Print each entry below precisely as it reads.

Task data:
[Start of Attachment]
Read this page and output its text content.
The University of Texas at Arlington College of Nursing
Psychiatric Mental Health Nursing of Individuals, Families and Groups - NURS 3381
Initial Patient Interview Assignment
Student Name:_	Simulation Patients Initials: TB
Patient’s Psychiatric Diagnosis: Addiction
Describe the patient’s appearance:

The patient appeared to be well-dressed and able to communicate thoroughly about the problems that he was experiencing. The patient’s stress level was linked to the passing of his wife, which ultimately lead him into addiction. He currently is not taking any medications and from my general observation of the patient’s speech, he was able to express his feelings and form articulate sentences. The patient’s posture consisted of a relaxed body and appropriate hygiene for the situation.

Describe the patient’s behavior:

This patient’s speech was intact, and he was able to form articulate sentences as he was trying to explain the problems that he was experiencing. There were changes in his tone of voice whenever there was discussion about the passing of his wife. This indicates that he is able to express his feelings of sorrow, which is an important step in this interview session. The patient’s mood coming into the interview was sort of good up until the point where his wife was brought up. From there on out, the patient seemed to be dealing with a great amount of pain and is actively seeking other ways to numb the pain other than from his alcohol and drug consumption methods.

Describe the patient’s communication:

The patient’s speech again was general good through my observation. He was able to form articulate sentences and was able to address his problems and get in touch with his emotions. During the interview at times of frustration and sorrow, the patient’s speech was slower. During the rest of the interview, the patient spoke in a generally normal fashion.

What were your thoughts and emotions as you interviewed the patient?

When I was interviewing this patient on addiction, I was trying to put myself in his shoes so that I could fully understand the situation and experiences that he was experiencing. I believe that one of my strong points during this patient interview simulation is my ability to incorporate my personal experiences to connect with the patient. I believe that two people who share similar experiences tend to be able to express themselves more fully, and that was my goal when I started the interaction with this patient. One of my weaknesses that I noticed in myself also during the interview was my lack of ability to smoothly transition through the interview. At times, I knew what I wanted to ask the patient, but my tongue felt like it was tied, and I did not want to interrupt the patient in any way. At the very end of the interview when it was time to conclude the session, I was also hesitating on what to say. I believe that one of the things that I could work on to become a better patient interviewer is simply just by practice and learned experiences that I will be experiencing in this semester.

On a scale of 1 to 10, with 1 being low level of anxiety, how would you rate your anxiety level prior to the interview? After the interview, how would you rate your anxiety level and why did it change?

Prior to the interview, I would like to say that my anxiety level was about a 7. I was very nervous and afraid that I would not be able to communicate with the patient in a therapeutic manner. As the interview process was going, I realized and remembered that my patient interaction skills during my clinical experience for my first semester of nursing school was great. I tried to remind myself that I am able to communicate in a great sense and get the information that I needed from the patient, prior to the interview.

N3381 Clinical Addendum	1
[End of Attachment]
Response below:
Read this page and output its text content.
The University of Texas at Arlington College of Nursing
Psychiatric Mental Health Nursing of Individuals, Families and Groups - NURS 3381
Initial Patient Interview Assignment
Student Name:_	Simulation Patients Initials: TB
Patient’s Psychiatric Diagnosis: Addiction
Describe the patient’s appearance:

The patient appeared to be well-dressed and able to communicate thoroughly about the problems that he was experiencing. The patient’s stress level was linked to the passing of his wife, which ultimately lead him into addiction. He currently is not taking any medications and from my general observation of the patient’s speech, he was able to express his feelings and form articulate sentences. The patient’s posture consisted of a relaxed body and appropriate hygiene for the situation.

Describe the patient’s behavior:

This patient’s speech was intact, and he was able to form articulate sentences as he was trying to explain the problems that he was experiencing. There were changes in his tone of voice whenever there was discussion about the passing of his wife. This indicates that he is able to express his feelings of sorrow, which is an important step in this interview session. The patient’s mood coming into the interview was sort of good up until the point where his wife was brought up. From there on out, the patient seemed to be dealing with a great amount of pain and is actively seeking other ways to numb the pain other than from his alcohol and drug consumption methods.

Describe the patient’s communication:

The patient’s speech again was general good through my observation. He was able to form articulate sentences and was able to address his problems and get in touch with his emotions. During the interview at times of frustration and sorrow, the patient’s speech was slower. During the rest of the interview, the patient spoke in a generally normal fashion.

What were your thoughts and emotions as you interviewed the patient?

When I was interviewing this patient on addiction, I was trying to put myself in his shoes so that I could fully understand the situation and experiences that he was experiencing. I believe that one of my strong points during this patient interview simulation is my ability to incorporate my personal experiences to connect with the patient. I believe that two people who share similar experiences tend to be able to express themselves more fully, and that was my goal when I started the interaction with this patient. One of my weaknesses that I noticed in myself also during the interview was my lack of ability to smoothly transition through the interview. At times, I knew what I wanted to ask the patient, but my tongue felt like it was tied, and I did not want to interrupt the patient in any way. At the very end of the interview when it was time to conclude the session, I was also hesitating on what to say. I believe that one of the things that I could work on to become a better patient interviewer is simply just by practice and learned experiences that I will be experiencing in this semester.

On a scale of 1 to 10, with 1 being low level of anxiety, how would you rate your anxiety level prior to the interview? After the interview, how would you rate your anxiety level and why did it change?

Prior to the interview, I would like to say that my anxiety level was about a 7. I was very nervous and afraid that I would not be able to communicate with the patient in a therapeutic manner. As the interview process was going, I realized and remembered that my patient interaction skills during my clinical experience for my first semester of nursing school was great. I tried to remind myself that I am able to communicate in a great sense and get the information that I needed from the patient, prior to the interview.

N3381 Clinical Addendum	1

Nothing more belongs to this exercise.